[Exercise description]
Report how many lines hold the word "structure"; give nothing but the number.

-- Data provided start --

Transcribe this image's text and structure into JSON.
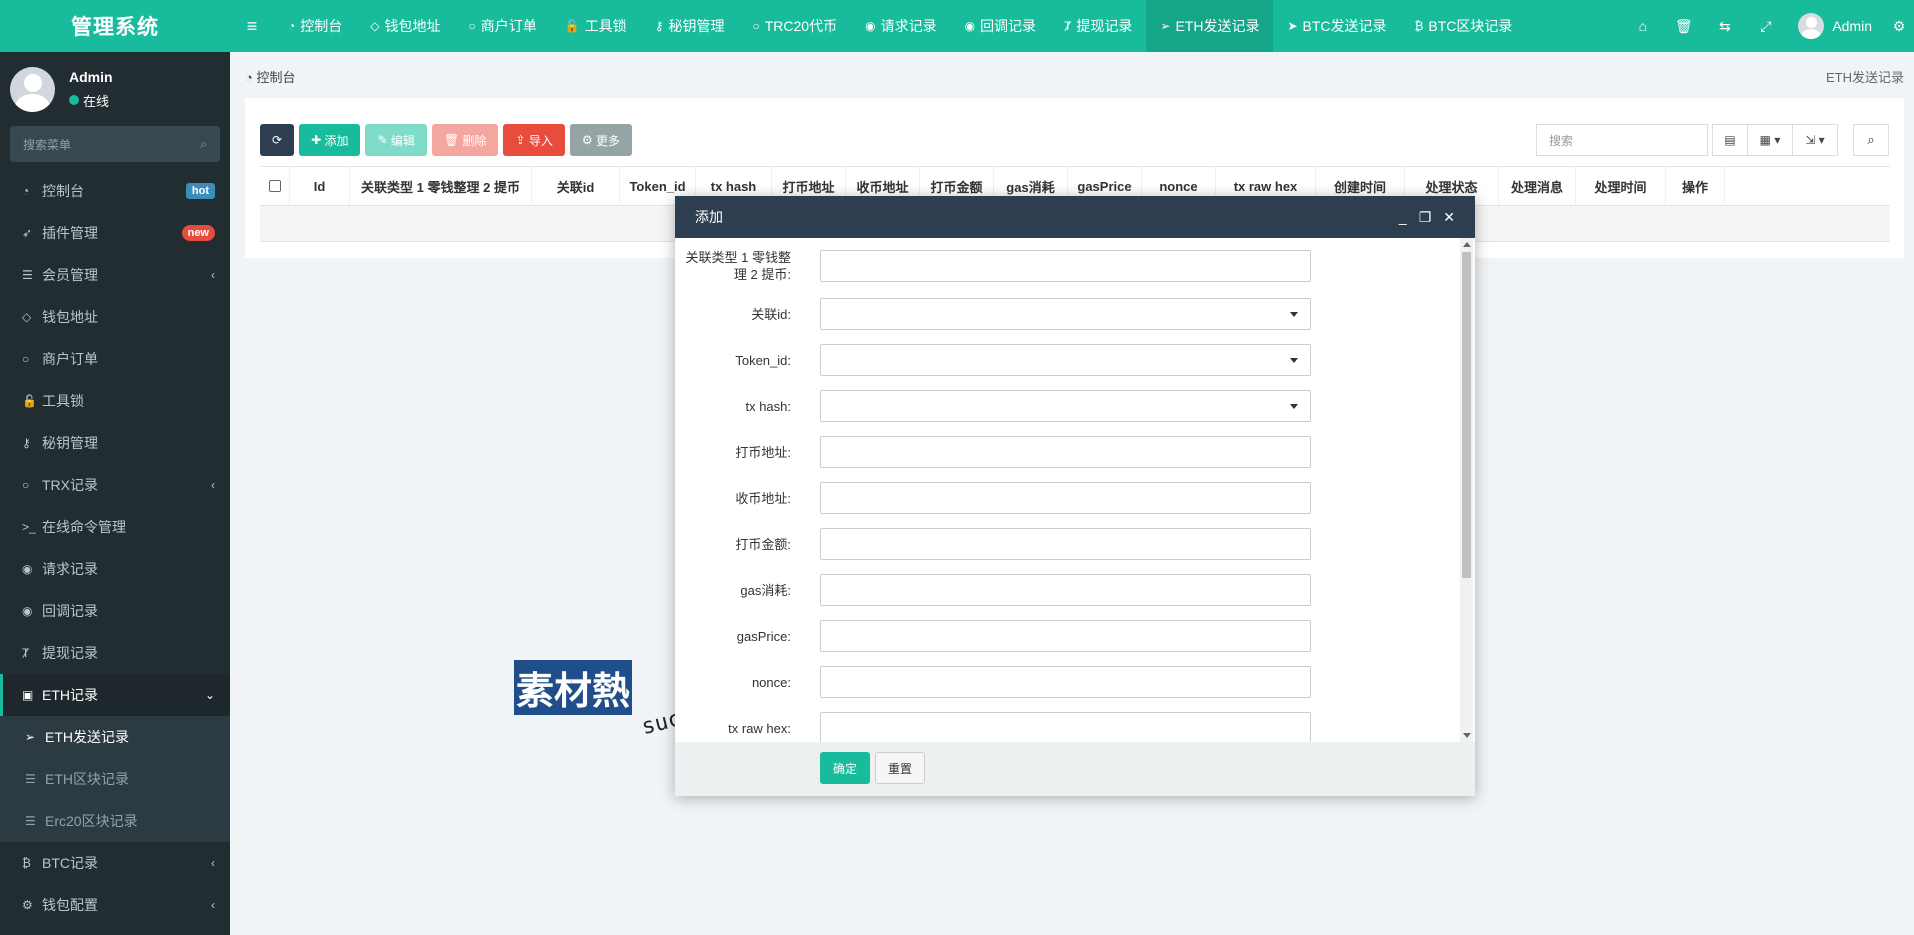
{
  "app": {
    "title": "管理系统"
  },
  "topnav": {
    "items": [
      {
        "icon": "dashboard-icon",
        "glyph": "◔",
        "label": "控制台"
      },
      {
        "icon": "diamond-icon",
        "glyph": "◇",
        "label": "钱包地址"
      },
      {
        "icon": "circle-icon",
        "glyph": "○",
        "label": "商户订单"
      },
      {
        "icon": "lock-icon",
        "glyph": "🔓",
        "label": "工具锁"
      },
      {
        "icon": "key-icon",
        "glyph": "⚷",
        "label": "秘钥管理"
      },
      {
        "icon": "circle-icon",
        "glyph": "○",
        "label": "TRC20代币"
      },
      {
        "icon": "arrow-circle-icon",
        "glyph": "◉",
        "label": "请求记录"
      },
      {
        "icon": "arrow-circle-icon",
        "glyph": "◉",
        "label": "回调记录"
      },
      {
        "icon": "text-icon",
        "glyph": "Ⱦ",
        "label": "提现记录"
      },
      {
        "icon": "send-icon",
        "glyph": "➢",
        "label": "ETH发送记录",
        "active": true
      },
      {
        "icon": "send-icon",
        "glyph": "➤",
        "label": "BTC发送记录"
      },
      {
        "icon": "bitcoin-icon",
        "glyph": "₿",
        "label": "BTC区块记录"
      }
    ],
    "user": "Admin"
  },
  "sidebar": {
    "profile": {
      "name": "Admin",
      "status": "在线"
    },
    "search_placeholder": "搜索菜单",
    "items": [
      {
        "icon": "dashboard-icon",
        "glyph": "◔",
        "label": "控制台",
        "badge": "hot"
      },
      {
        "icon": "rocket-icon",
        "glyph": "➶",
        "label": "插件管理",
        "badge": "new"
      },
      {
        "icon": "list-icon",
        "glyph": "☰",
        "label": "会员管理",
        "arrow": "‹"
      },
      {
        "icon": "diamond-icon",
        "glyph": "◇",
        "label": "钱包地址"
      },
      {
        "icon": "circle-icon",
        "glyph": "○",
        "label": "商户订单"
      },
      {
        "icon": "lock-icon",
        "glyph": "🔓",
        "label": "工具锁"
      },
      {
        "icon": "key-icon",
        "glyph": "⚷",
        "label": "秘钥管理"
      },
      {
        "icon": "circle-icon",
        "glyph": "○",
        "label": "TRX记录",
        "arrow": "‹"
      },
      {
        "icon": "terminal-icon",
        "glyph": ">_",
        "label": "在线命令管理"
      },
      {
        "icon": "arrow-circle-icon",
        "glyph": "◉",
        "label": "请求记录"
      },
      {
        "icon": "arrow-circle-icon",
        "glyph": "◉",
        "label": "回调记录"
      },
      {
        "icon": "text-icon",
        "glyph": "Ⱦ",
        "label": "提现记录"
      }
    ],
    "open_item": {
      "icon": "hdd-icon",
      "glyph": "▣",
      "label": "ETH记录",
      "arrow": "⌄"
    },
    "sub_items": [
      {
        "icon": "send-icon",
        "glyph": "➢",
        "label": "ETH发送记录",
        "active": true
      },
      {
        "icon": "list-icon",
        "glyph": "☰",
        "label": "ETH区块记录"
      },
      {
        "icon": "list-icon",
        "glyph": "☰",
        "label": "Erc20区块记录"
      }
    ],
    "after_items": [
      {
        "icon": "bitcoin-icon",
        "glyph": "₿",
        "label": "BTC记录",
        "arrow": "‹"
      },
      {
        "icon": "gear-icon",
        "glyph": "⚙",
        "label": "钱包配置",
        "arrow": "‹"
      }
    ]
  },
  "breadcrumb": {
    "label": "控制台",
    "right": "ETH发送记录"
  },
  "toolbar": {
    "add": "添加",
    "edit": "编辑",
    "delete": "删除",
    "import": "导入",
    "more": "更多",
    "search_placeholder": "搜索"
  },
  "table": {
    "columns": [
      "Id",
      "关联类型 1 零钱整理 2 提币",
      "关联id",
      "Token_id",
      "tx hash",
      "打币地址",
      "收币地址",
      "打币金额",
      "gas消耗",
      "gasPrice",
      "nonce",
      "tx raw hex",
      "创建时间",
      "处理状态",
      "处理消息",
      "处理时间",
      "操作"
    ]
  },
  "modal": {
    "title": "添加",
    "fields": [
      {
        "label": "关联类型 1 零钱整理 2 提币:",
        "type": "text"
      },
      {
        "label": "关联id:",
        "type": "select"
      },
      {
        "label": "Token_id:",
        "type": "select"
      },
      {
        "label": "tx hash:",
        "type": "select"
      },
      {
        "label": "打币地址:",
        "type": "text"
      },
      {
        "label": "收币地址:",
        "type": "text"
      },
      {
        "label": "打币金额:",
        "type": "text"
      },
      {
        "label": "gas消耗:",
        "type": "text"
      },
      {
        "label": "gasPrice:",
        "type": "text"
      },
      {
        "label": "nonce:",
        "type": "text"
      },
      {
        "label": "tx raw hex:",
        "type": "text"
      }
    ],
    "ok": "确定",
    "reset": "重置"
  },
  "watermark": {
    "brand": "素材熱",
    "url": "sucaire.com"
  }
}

-- Data provided end --
-- Data provided start --

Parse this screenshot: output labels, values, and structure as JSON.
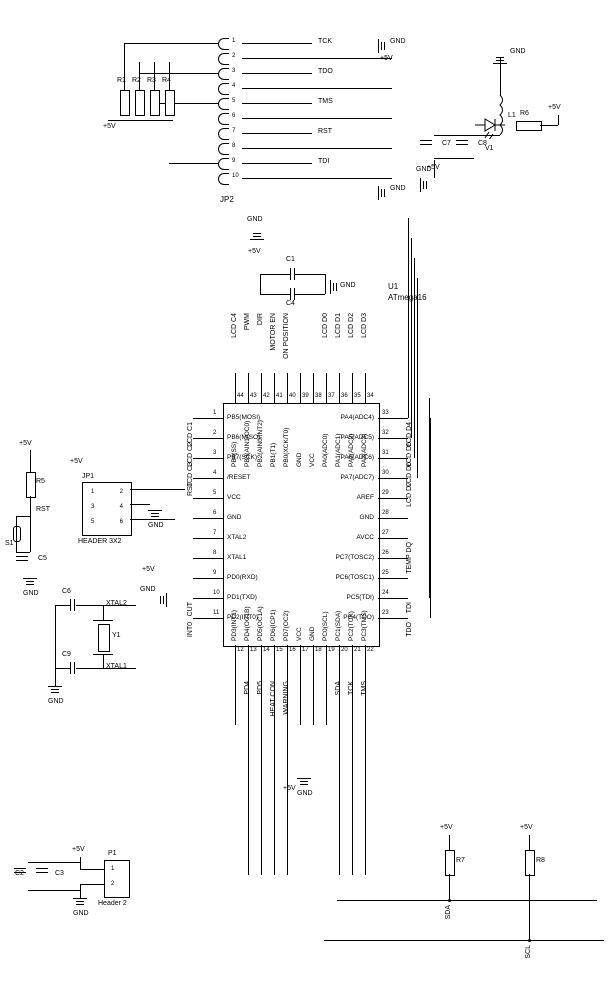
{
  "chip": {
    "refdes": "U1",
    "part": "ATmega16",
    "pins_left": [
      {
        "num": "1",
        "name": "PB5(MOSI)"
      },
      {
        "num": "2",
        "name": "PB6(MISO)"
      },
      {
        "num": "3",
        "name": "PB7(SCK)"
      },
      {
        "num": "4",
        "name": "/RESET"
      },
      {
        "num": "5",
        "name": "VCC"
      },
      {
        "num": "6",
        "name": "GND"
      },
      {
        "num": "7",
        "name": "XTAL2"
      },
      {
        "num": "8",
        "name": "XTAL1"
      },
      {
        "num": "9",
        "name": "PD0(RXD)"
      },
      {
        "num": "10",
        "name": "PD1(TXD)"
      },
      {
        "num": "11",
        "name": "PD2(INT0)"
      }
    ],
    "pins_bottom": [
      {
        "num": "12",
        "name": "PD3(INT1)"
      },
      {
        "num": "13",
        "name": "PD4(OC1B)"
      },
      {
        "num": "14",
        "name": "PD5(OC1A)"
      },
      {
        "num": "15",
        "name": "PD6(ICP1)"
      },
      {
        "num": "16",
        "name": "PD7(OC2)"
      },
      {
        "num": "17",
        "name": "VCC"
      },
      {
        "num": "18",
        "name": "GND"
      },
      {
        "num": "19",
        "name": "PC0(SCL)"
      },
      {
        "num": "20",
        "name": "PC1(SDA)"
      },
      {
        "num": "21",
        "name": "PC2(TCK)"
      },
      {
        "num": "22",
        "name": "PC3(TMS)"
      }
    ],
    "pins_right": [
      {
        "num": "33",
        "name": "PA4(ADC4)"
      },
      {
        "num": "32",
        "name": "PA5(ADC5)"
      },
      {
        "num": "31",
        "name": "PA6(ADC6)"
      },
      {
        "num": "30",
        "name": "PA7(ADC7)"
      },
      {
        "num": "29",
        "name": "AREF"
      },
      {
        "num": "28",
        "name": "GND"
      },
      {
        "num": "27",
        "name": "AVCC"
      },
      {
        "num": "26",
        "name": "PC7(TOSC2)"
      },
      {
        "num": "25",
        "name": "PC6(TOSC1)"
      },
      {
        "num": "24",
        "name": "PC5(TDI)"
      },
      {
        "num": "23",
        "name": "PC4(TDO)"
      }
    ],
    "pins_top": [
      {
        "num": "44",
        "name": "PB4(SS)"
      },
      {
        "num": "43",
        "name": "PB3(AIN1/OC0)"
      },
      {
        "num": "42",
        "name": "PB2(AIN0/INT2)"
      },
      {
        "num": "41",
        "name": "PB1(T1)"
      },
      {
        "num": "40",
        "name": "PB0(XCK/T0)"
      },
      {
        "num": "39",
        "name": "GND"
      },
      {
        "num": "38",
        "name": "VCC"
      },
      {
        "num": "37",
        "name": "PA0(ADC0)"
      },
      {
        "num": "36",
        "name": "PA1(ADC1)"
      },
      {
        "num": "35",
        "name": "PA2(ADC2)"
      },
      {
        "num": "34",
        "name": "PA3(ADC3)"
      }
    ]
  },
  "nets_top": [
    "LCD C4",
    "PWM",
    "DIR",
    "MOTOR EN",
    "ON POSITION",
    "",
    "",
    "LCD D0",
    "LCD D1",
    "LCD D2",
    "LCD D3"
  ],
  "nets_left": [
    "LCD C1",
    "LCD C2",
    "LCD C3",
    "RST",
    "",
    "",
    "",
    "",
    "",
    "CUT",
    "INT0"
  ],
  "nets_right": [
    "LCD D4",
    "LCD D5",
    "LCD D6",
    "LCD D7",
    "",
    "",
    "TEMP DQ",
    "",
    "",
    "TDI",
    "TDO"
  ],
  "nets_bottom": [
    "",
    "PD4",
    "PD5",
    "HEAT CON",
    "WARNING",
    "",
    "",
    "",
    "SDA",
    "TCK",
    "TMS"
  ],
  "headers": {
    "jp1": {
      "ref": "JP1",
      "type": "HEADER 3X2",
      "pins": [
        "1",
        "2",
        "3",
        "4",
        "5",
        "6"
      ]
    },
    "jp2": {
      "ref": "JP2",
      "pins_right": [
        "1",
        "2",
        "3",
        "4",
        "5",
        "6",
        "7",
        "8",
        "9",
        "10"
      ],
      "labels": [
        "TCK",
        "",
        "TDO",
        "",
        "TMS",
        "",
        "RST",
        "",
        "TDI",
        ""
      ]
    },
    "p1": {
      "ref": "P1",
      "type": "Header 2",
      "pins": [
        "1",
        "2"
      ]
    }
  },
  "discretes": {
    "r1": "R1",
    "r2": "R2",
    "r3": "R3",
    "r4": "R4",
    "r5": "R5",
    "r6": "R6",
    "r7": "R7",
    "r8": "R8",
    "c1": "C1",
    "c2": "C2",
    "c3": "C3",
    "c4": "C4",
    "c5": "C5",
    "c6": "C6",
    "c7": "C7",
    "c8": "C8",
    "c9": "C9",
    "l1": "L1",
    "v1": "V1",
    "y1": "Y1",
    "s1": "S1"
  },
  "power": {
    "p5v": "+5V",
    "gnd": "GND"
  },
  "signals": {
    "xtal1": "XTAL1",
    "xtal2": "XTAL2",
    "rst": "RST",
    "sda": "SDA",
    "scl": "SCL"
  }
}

-- Data provided end --

[Solved problem]
2